__Goal__
Each line below that contains "date" counts once; report the total and nothing more.

— start Exercise materials —

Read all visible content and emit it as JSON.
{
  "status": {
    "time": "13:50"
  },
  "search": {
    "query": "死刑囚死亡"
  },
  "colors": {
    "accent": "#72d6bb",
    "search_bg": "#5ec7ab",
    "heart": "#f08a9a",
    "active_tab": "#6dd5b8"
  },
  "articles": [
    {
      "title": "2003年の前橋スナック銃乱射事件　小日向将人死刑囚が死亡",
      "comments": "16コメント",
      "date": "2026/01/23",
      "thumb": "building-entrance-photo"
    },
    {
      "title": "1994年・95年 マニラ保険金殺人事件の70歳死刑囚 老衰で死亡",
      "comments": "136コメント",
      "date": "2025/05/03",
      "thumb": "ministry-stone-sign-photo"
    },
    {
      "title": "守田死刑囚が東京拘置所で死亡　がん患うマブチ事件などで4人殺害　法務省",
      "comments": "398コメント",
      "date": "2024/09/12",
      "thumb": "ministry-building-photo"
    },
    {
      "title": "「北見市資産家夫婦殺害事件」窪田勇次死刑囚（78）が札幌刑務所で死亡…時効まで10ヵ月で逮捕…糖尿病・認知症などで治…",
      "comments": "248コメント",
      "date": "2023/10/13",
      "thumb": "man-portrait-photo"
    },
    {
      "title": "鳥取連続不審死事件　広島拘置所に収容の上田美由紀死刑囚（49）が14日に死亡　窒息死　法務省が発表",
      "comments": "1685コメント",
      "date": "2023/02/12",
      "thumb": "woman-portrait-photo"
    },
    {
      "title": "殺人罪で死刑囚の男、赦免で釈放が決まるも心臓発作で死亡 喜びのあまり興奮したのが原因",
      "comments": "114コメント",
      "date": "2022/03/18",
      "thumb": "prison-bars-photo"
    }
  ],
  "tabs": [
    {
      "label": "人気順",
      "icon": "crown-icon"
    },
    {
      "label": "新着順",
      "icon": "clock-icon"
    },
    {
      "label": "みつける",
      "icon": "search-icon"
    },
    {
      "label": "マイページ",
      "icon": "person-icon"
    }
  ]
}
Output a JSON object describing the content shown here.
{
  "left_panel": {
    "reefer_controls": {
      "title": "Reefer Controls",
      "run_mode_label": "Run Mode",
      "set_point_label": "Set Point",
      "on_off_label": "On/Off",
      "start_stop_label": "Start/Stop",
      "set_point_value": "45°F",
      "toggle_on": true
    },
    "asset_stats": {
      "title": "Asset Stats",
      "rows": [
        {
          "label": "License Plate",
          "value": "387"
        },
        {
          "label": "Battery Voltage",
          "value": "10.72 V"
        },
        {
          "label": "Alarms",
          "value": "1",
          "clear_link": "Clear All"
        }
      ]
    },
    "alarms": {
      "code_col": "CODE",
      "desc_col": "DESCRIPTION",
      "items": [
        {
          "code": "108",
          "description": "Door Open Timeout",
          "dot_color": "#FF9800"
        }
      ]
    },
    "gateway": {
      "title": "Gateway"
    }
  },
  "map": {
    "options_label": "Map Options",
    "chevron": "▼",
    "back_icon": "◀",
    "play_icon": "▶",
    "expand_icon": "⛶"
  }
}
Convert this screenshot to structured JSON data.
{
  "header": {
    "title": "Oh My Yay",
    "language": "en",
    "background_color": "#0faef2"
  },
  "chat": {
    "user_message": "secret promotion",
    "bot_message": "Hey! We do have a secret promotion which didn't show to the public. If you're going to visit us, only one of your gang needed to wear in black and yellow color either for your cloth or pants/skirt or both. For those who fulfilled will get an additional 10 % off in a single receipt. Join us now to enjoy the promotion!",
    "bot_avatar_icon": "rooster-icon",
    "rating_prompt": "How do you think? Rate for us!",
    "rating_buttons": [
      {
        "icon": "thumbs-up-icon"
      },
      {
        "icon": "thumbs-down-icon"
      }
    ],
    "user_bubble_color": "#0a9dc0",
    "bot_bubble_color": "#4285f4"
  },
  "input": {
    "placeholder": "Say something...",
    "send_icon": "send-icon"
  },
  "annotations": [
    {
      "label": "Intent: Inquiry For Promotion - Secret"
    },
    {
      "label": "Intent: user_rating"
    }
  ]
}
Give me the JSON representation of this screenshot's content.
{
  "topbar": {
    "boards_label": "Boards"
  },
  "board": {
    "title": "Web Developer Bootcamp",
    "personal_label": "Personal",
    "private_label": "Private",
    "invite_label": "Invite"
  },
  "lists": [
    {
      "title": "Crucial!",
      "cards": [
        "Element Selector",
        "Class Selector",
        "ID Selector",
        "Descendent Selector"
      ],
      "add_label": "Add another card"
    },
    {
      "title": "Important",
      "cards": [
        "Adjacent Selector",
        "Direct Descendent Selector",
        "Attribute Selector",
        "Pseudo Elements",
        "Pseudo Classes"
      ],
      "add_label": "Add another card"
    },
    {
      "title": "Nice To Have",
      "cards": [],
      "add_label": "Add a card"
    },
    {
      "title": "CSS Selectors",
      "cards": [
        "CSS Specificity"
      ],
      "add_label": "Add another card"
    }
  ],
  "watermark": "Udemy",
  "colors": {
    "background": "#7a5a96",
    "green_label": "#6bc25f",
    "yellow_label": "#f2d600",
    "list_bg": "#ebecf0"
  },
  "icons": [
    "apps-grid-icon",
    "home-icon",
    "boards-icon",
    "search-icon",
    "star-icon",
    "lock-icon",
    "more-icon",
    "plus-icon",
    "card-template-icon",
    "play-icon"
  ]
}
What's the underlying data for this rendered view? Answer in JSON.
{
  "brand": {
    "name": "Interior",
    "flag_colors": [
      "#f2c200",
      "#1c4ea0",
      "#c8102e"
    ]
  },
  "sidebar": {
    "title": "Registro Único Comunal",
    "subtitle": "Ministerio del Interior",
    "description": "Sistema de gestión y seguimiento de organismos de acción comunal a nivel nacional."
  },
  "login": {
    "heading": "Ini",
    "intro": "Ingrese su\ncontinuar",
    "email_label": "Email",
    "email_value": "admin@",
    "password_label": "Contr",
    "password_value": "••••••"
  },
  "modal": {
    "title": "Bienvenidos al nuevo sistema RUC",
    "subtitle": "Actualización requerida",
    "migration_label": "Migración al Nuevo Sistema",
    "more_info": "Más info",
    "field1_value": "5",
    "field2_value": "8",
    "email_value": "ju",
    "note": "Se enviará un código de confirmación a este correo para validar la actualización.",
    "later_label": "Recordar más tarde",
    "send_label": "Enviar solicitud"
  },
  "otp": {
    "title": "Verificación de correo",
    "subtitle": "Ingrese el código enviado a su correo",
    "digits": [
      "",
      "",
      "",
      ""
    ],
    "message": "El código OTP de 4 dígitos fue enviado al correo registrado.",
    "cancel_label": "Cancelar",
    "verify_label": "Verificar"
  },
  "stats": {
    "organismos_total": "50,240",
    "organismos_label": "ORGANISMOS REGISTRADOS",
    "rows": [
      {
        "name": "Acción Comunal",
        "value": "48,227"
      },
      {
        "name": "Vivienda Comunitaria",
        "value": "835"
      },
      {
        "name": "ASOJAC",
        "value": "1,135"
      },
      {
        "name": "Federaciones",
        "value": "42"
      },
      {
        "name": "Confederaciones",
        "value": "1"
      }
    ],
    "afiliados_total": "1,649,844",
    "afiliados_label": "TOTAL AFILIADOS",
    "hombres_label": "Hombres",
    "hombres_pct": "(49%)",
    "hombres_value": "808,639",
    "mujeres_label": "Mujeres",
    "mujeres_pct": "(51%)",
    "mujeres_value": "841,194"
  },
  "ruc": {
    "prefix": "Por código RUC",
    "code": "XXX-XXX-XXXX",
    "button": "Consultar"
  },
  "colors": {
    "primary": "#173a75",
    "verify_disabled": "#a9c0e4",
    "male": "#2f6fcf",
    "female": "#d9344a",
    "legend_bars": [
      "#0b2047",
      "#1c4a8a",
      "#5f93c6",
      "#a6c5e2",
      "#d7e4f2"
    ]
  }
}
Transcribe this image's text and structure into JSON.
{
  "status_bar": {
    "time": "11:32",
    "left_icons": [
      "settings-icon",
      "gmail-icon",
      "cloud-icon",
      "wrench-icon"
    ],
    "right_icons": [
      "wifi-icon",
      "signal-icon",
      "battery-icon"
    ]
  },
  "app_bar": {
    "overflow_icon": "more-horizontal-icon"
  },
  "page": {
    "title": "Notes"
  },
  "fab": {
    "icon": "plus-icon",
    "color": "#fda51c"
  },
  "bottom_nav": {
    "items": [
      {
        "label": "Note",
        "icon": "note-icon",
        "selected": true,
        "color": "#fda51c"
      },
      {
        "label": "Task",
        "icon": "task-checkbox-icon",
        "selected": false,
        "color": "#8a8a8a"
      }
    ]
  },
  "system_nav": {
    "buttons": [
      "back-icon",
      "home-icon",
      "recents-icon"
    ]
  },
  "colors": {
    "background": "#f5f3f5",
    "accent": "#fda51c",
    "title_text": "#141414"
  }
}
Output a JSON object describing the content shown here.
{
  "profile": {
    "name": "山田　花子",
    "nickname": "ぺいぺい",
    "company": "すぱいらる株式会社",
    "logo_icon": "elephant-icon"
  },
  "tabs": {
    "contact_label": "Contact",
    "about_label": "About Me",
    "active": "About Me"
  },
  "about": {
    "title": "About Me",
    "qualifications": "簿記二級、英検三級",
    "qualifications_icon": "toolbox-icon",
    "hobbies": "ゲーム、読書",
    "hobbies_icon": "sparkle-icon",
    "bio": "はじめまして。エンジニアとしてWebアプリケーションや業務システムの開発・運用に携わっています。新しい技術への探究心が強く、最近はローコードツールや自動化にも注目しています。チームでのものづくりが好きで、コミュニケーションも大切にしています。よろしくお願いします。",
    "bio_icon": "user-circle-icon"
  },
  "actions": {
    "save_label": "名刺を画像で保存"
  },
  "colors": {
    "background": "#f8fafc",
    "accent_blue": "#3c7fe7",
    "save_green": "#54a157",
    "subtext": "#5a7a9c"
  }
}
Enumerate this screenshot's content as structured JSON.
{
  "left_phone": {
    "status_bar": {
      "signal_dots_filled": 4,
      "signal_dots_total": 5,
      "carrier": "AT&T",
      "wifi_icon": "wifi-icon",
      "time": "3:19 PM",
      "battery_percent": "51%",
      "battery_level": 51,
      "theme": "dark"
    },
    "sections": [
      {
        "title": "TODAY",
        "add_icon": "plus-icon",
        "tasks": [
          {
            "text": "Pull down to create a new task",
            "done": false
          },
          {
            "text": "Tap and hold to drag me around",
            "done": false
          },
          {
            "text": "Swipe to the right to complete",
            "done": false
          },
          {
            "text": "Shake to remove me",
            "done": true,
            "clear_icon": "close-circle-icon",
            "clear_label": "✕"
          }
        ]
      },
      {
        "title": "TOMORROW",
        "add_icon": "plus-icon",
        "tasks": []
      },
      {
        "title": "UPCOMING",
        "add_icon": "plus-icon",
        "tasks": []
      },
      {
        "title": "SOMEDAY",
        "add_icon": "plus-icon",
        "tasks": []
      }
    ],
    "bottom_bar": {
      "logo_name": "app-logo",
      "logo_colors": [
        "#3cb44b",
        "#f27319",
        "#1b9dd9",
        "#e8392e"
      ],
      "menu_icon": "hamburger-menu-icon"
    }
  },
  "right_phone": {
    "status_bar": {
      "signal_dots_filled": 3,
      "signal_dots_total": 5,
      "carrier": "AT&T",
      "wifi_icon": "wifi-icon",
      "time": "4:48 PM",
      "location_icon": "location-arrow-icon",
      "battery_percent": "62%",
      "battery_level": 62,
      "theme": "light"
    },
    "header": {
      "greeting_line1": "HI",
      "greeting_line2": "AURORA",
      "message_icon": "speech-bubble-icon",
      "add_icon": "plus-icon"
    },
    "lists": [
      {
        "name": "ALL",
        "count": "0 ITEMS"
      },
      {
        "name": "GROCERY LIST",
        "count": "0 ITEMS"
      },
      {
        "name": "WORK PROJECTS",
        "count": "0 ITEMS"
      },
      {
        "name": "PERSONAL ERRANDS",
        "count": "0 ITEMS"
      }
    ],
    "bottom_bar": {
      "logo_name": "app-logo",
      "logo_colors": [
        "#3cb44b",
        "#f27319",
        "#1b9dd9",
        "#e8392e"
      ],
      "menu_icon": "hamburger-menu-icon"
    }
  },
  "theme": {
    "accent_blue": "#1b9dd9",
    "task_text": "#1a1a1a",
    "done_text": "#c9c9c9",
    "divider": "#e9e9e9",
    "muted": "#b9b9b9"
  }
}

— end Exercise materials —

__Finished exercise__
6